"""

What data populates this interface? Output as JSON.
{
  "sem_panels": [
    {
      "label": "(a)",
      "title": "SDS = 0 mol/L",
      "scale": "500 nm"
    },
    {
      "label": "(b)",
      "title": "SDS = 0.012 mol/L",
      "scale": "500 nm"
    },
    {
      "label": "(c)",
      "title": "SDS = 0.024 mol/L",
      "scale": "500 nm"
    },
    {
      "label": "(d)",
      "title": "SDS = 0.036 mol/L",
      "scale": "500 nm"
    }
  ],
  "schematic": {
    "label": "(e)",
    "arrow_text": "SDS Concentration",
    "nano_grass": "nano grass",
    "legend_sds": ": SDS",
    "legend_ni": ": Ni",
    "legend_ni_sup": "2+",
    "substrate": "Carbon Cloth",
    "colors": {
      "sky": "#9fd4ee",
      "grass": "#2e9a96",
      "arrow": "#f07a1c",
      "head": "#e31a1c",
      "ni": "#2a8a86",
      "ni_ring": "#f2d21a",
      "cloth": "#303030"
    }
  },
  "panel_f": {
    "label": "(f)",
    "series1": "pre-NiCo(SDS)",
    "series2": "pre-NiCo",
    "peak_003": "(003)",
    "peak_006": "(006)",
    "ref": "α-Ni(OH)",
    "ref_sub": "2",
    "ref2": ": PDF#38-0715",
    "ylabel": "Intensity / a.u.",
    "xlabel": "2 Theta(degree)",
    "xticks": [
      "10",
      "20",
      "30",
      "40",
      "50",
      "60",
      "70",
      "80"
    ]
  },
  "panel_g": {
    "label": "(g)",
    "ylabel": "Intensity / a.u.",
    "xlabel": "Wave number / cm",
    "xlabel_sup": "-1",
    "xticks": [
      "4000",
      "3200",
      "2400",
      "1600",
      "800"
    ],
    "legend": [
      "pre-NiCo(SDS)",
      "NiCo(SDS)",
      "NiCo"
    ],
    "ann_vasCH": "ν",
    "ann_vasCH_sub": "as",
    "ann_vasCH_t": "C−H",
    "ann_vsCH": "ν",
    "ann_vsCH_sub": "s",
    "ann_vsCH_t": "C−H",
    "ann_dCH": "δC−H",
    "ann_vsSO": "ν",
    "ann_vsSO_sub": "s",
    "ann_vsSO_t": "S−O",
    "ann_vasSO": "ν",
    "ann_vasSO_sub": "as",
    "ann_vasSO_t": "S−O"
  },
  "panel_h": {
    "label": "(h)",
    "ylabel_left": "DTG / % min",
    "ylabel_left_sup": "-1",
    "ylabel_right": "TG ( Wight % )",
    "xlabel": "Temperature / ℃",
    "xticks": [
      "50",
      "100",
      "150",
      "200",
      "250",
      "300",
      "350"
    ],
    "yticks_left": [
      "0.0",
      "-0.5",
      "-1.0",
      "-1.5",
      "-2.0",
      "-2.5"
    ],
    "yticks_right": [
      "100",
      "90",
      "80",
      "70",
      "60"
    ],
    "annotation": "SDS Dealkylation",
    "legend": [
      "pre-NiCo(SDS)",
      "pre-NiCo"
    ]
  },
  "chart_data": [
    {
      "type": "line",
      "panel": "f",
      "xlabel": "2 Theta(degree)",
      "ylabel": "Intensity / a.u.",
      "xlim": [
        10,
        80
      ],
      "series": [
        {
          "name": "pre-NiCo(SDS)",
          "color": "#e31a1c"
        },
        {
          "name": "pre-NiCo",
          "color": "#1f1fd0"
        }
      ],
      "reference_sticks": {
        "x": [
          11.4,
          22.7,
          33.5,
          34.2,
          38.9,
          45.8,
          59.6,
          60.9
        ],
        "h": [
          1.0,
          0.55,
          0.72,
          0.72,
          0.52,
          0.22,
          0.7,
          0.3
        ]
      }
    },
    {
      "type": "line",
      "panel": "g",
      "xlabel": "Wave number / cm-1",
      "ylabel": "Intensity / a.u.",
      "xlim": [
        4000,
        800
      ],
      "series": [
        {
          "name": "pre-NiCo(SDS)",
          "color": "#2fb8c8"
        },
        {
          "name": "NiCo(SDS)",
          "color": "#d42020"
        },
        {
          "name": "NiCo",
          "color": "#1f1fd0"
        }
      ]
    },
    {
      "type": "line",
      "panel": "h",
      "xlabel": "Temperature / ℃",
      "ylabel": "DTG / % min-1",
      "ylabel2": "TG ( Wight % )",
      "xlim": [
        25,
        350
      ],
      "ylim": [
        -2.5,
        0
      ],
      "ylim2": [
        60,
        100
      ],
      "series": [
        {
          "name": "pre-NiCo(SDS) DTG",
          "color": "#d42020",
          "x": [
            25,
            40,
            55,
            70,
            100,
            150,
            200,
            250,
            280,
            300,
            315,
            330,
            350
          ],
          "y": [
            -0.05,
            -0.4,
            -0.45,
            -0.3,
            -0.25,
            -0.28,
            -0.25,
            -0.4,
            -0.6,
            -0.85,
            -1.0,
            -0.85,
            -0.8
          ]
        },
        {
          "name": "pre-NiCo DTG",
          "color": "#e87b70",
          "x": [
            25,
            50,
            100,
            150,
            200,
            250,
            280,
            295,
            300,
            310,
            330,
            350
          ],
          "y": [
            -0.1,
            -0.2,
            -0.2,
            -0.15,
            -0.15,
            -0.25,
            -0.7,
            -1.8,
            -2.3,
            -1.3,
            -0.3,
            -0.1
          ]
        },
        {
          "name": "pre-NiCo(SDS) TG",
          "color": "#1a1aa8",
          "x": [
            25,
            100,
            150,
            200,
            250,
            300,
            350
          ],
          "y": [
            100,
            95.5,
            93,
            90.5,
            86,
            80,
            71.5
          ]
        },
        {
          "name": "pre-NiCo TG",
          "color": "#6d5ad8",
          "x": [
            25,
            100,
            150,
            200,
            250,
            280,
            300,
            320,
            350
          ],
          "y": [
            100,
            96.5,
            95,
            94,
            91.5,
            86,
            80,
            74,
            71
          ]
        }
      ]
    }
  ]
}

"""

* **Your task**
Please set down all the data word for word.

* **The reply**
What data populates this interface? Output as JSON.
{
  "sem_panels": [
    {
      "label": "(a)",
      "title": "SDS = 0 mol/L",
      "scale": "500 nm"
    },
    {
      "label": "(b)",
      "title": "SDS = 0.012 mol/L",
      "scale": "500 nm"
    },
    {
      "label": "(c)",
      "title": "SDS = 0.024 mol/L",
      "scale": "500 nm"
    },
    {
      "label": "(d)",
      "title": "SDS = 0.036 mol/L",
      "scale": "500 nm"
    }
  ],
  "schematic": {
    "label": "(e)",
    "arrow_text": "SDS Concentration",
    "nano_grass": "nano grass",
    "legend_sds": ": SDS",
    "legend_ni": ": Ni",
    "legend_ni_sup": "2+",
    "substrate": "Carbon Cloth",
    "colors": {
      "sky": "#9fd4ee",
      "grass": "#2e9a96",
      "arrow": "#f07a1c",
      "head": "#e31a1c",
      "ni": "#2a8a86",
      "ni_ring": "#f2d21a",
      "cloth": "#303030"
    }
  },
  "panel_f": {
    "label": "(f)",
    "series1": "pre-NiCo(SDS)",
    "series2": "pre-NiCo",
    "peak_003": "(003)",
    "peak_006": "(006)",
    "ref": "α-Ni(OH)",
    "ref_sub": "2",
    "ref2": ": PDF#38-0715",
    "ylabel": "Intensity / a.u.",
    "xlabel": "2 Theta(degree)",
    "xticks": [
      "10",
      "20",
      "30",
      "40",
      "50",
      "60",
      "70",
      "80"
    ]
  },
  "panel_g": {
    "label": "(g)",
    "ylabel": "Intensity / a.u.",
    "xlabel": "Wave number / cm",
    "xlabel_sup": "-1",
    "xticks": [
      "4000",
      "3200",
      "2400",
      "1600",
      "800"
    ],
    "legend": [
      "pre-NiCo(SDS)",
      "NiCo(SDS)",
      "NiCo"
    ],
    "ann_vasCH": "ν",
    "ann_vasCH_sub": "as",
    "ann_vasCH_t": "C−H",
    "ann_vsCH": "ν",
    "ann_vsCH_sub": "s",
    "ann_vsCH_t": "C−H",
    "ann_dCH": "δC−H",
    "ann_vsSO": "ν",
    "ann_vsSO_sub": "s",
    "ann_vsSO_t": "S−O",
    "ann_vasSO": "ν",
    "ann_vasSO_sub": "as",
    "ann_vasSO_t": "S−O"
  },
  "panel_h": {
    "label": "(h)",
    "ylabel_left": "DTG / % min",
    "ylabel_left_sup": "-1",
    "ylabel_right": "TG ( Wight % )",
    "xlabel": "Temperature / ℃",
    "xticks": [
      "50",
      "100",
      "150",
      "200",
      "250",
      "300",
      "350"
    ],
    "yticks_left": [
      "0.0",
      "-0.5",
      "-1.0",
      "-1.5",
      "-2.0",
      "-2.5"
    ],
    "yticks_right": [
      "100",
      "90",
      "80",
      "70",
      "60"
    ],
    "annotation": "SDS Dealkylation",
    "legend": [
      "pre-NiCo(SDS)",
      "pre-NiCo"
    ]
  },
  "chart_data": [
    {
      "type": "line",
      "panel": "f",
      "xlabel": "2 Theta(degree)",
      "ylabel": "Intensity / a.u.",
      "xlim": [
        10,
        80
      ],
      "series": [
        {
          "name": "pre-NiCo(SDS)",
          "color": "#e31a1c"
        },
        {
          "name": "pre-NiCo",
          "color": "#1f1fd0"
        }
      ],
      "reference_sticks": {
        "x": [
          11.4,
          22.7,
          33.5,
          34.2,
          38.9,
          45.8,
          59.6,
          60.9
        ],
        "h": [
          1.0,
          0.55,
          0.72,
          0.72,
          0.52,
          0.22,
          0.7,
          0.3
        ]
      }
    },
    {
      "type": "line",
      "panel": "g",
      "xlabel": "Wave number / cm-1",
      "ylabel": "Intensity / a.u.",
      "xlim": [
        4000,
        800
      ],
      "series": [
        {
          "name": "pre-NiCo(SDS)",
          "color": "#2fb8c8"
        },
        {
          "name": "NiCo(SDS)",
          "color": "#d42020"
        },
        {
          "name": "NiCo",
          "color": "#1f1fd0"
        }
      ]
    },
    {
      "type": "line",
      "panel": "h",
      "xlabel": "Temperature / ℃",
      "ylabel": "DTG / % min-1",
      "ylabel2": "TG ( Wight % )",
      "xlim": [
        25,
        350
      ],
      "ylim": [
        -2.5,
        0
      ],
      "ylim2": [
        60,
        100
      ],
      "series": [
        {
          "name": "pre-NiCo(SDS) DTG",
          "color": "#d42020",
          "x": [
            25,
            40,
            55,
            70,
            100,
            150,
            200,
            250,
            280,
            300,
            315,
            330,
            350
          ],
          "y": [
            -0.05,
            -0.4,
            -0.45,
            -0.3,
            -0.25,
            -0.28,
            -0.25,
            -0.4,
            -0.6,
            -0.85,
            -1.0,
            -0.85,
            -0.8
          ]
        },
        {
          "name": "pre-NiCo DTG",
          "color": "#e87b70",
          "x": [
            25,
            50,
            100,
            150,
            200,
            250,
            280,
            295,
            300,
            310,
            330,
            350
          ],
          "y": [
            -0.1,
            -0.2,
            -0.2,
            -0.15,
            -0.15,
            -0.25,
            -0.7,
            -1.8,
            -2.3,
            -1.3,
            -0.3,
            -0.1
          ]
        },
        {
          "name": "pre-NiCo(SDS) TG",
          "color": "#1a1aa8",
          "x": [
            25,
            100,
            150,
            200,
            250,
            300,
            350
          ],
          "y": [
            100,
            95.5,
            93,
            90.5,
            86,
            80,
            71.5
          ]
        },
        {
          "name": "pre-NiCo TG",
          "color": "#6d5ad8",
          "x": [
            25,
            100,
            150,
            200,
            250,
            280,
            300,
            320,
            350
          ],
          "y": [
            100,
            96.5,
            95,
            94,
            91.5,
            86,
            80,
            74,
            71
          ]
        }
      ]
    }
  ]
}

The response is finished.